● Required task: Identify the lines that contain the word "บฝากของสหกรณ", then copy them.

....................

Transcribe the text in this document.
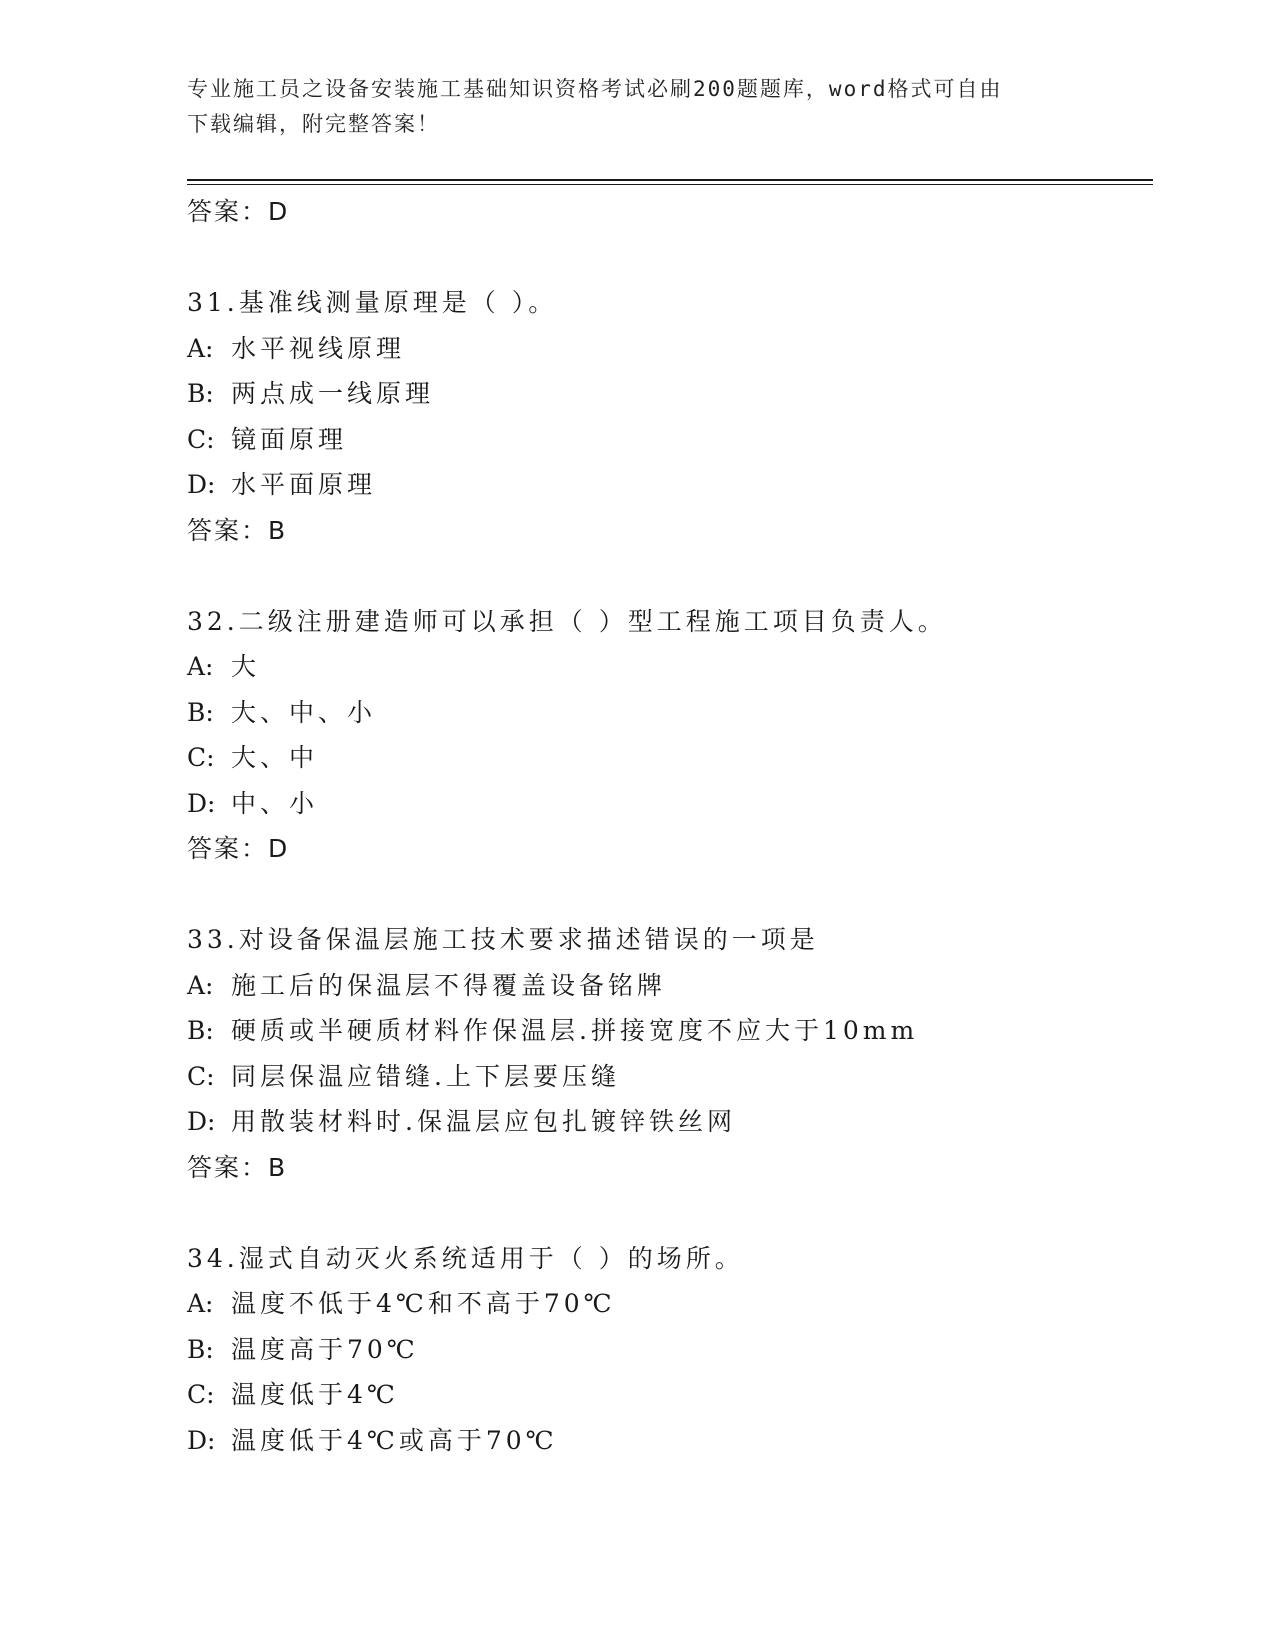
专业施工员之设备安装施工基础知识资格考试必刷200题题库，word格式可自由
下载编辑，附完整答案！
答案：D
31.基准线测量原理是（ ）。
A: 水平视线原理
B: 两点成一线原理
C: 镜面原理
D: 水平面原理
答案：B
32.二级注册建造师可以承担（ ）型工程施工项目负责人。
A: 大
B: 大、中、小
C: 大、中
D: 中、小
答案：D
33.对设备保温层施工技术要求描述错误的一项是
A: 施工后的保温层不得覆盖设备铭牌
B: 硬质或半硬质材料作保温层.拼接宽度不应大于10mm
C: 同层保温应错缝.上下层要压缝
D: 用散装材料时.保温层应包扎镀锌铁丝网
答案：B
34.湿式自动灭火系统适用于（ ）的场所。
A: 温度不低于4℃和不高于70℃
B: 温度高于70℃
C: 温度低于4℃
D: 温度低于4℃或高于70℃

....................

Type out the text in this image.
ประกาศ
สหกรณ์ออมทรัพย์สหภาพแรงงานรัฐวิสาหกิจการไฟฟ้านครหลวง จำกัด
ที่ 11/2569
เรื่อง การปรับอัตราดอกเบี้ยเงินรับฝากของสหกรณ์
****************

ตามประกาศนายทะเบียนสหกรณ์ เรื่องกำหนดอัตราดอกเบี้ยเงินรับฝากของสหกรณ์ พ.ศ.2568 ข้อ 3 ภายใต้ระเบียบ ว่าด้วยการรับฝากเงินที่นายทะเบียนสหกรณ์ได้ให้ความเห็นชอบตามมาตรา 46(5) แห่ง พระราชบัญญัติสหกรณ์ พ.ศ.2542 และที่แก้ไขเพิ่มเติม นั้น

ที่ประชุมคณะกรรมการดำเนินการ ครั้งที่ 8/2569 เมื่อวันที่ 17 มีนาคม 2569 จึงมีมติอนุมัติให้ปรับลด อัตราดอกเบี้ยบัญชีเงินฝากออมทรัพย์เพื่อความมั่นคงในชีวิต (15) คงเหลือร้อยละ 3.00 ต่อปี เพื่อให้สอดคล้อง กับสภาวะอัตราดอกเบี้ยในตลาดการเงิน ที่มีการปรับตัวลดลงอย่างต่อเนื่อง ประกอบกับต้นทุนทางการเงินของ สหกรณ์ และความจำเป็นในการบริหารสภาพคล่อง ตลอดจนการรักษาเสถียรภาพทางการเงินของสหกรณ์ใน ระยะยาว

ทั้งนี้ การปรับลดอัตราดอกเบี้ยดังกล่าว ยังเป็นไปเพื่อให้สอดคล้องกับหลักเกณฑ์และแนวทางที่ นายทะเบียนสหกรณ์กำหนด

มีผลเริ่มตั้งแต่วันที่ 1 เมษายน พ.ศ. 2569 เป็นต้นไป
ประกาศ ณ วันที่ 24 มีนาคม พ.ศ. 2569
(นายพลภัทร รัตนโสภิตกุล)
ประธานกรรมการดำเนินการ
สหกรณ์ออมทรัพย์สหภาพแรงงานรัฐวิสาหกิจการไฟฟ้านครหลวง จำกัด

....................

● Full answer:
เรื่อง การปรับอัตราดอกเบี้ยเงินรับฝากของสหกรณ์
ตามประกาศนายทะเบียนสหกรณ์ เรื่องกำหนดอัตราดอกเบี้ยเงินรับฝากของสหกรณ์ พ.ศ.2568 ข้อ 3 ภายใต้ระเบียบ ว่าด้วยการรับฝากเงินที่นายทะเบียนสหกรณ์ได้ให้ความเห็นชอบตามมาตรา 46(5) แห่ง พระราชบัญญัติสหกรณ์ พ.ศ.2542 และที่แก้ไขเพิ่มเติม นั้น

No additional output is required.